--- Begin THE RECORDS ---

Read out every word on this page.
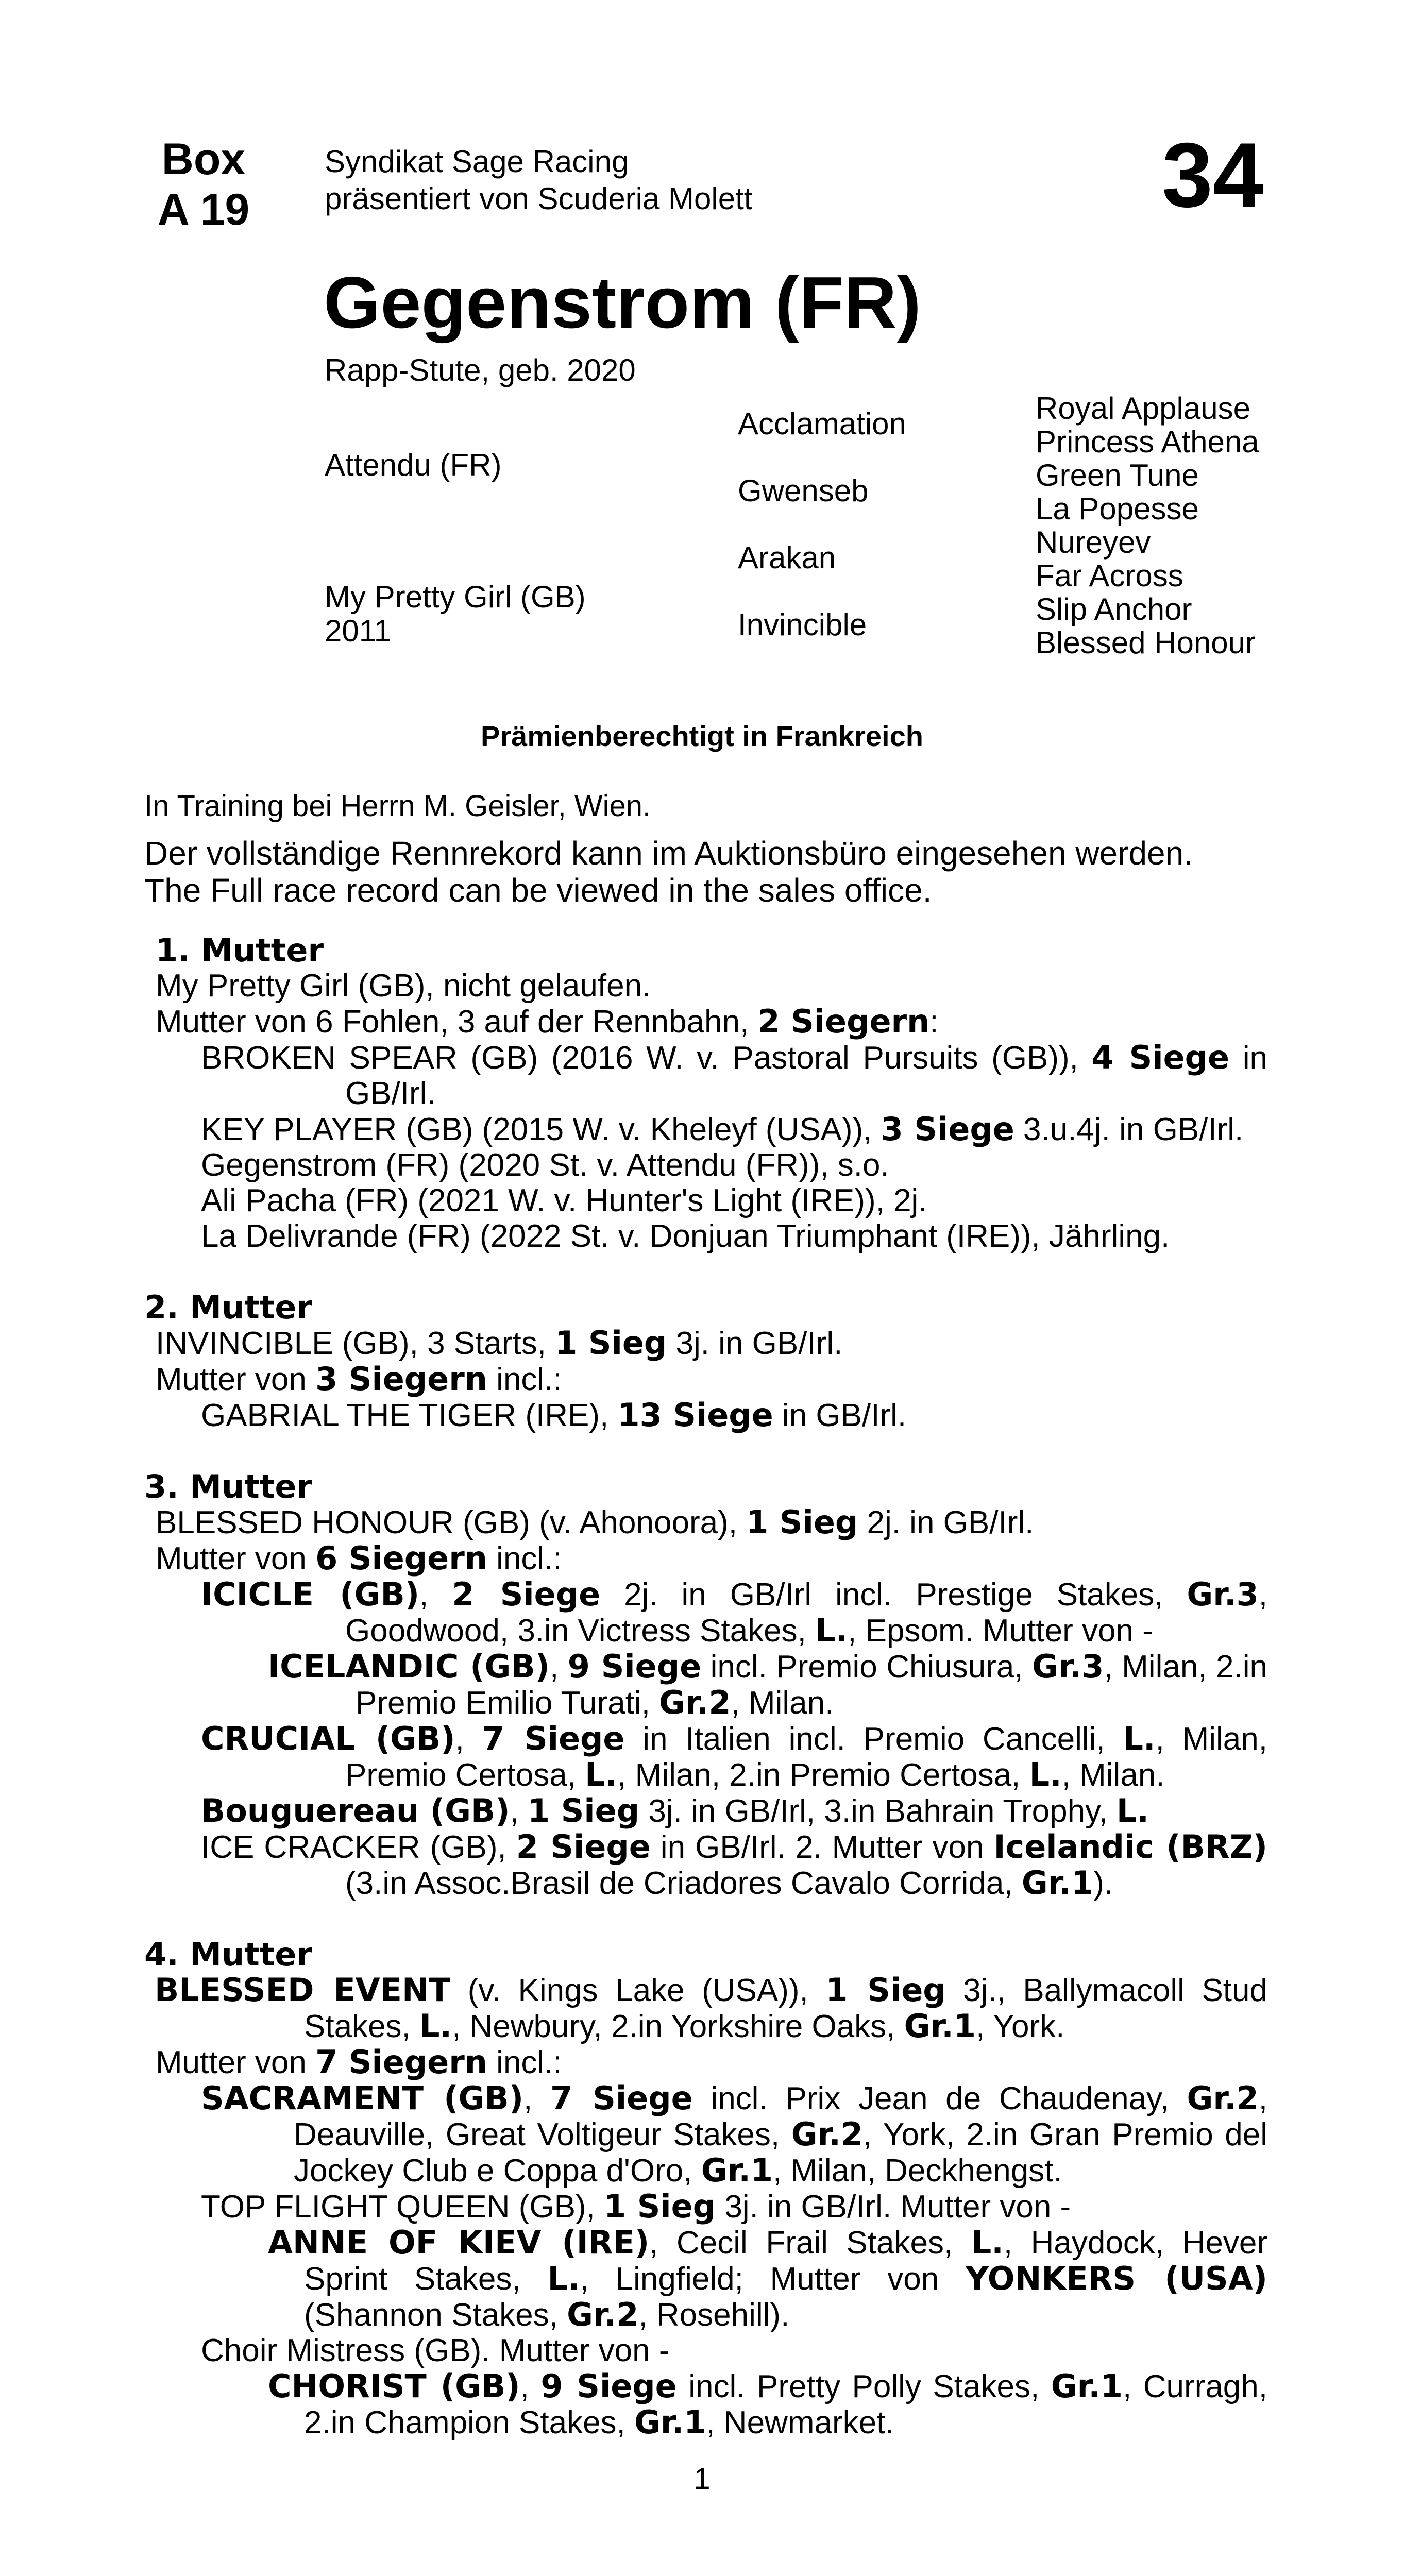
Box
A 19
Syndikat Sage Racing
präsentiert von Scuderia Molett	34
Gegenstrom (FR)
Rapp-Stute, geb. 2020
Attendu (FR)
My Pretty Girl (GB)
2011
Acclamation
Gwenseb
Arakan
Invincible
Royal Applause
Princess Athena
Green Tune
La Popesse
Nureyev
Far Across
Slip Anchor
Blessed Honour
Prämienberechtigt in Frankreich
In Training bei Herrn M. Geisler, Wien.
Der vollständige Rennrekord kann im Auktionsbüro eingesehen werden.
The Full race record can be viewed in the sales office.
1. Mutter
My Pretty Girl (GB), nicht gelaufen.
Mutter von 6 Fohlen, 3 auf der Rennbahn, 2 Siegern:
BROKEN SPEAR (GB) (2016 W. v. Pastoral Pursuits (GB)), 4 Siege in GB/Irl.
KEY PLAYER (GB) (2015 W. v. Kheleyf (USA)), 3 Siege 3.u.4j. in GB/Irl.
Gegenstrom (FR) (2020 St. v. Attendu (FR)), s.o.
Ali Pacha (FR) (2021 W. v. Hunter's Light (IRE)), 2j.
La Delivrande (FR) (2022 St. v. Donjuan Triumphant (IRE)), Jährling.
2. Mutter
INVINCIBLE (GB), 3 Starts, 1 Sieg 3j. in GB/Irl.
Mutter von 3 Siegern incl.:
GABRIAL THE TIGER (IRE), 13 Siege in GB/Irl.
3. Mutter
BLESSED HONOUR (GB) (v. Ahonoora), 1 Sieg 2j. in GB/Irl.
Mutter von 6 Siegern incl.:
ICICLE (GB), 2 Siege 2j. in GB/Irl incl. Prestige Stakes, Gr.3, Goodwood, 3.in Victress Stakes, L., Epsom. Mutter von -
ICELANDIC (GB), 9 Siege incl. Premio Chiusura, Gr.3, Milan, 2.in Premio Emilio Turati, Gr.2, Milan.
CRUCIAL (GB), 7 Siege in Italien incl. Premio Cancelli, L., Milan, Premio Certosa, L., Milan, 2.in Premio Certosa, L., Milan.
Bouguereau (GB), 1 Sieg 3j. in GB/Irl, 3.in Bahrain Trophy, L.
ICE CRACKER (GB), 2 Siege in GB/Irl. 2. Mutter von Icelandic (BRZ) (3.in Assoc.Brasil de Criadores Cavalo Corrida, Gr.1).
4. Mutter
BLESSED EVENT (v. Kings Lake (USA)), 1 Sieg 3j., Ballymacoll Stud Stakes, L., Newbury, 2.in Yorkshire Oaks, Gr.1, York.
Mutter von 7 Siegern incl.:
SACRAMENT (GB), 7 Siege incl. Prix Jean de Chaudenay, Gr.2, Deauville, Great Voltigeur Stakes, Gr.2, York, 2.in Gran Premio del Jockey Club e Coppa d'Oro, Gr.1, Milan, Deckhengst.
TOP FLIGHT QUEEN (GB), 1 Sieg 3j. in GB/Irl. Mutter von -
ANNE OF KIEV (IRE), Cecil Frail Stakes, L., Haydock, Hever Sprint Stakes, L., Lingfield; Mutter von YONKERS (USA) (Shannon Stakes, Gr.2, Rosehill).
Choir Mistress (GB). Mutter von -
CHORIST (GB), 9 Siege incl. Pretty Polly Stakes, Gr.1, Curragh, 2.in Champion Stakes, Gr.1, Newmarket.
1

--- End THE RECORDS ---

• **STATED TASK**: List all lines from the entries that include the word "Pretty".

• **WRITTEN ANSWER**:
My Pretty Girl (GB)
My Pretty Girl (GB), nicht gelaufen.
CHORIST (GB), 9 Siege incl. Pretty Polly Stakes, Gr.1, Curragh, 2.in Champion Stakes, Gr.1, Newmarket.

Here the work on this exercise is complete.